軟部組織の微小循環障害改善を目的に桂枝茯苓丸を使用し,圧痛・介達痛・叩打痛により,影響が骨にまで達していると判断できる場合は,桂枝茯苓丸と治打撲一方を併用することで,症候の速やかな改善が得られ,早期リハビリテーションにつなげられる印象を持っている。

●桂枝茯苓丸について

微小循環血流の改善作用が確認されており,のぼせ・ほてりなどの血管運動神経障害を中心とした更年期障害に頻用されている漢方薬であるが,打撲症の保険適応も有しており,打撲・外傷後の軟部組織の腫脹の早期改善が期待できる。

副作用の発症に注意すべき麻黄,甘草,大黄,附子などの生薬を含んでおらず,腎機能への影響も比較的少ないということもあり,NSAIDsが処方しにくいeGFR低下症例に対しても安心して使用できる。

●治打撲一方について

読んで字のごとく打撲・捻挫による腫れや痛みに広く用いられる漢方薬で,打撲によらない急性期の筋肉,関節(運動器)の痛みにも効果を示す場合がある。戦国時代の軍医たちが考案,経験して秘伝として伝えられたものとされている。

これまで経験したことはないが,甘草に起因する偽アルドステロン症,大黄による下痢には注意が必要。桂枝茯苓丸と同じく腎機能への影響も比較的少ないということもあり,NSAIDsが処方しにくい症例,特に高齢者に対して比較的安心して使用でき,骨粗鬆症性椎体骨折後等にも重宝する場合がある。

** 提供資料 **
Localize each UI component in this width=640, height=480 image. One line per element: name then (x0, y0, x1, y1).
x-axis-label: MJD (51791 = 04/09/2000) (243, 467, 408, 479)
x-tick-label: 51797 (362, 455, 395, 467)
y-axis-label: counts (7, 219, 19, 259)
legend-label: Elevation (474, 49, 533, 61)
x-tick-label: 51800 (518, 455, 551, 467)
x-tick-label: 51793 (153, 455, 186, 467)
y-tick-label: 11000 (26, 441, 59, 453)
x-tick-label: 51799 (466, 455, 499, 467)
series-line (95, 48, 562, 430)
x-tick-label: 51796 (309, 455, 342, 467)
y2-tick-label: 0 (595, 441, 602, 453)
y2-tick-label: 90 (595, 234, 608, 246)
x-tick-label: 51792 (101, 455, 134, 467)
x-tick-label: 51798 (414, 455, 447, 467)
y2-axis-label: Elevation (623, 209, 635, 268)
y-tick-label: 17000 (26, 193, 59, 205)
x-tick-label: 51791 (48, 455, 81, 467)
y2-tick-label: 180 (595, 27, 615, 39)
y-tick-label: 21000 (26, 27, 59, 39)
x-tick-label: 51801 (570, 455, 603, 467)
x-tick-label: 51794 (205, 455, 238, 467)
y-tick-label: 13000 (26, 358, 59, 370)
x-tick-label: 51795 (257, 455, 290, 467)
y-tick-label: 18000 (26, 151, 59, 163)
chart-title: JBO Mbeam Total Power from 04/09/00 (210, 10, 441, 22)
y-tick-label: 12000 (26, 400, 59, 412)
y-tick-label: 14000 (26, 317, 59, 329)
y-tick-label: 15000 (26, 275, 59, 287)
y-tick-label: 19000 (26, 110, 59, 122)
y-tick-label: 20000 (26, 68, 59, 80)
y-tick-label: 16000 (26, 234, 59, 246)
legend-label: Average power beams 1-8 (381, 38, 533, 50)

** 課題 **
桂枝茯苓丸についての引用文によると、NSAIDsが処方しにくいeGFR低下症例にもこの薬を安心して使えるのはなぜか。1〜3文で説明せよ。 資料は引用文の内容とは関係がない。

** 解答 **
桂枝茯苓丸は、副作用の発症に注意すべき麻黄、甘草、大黄、附子などの生薬を含んでいない。さらに腎機能への影響も比較的少ないため、eGFR低下症例にも安心して使用できる。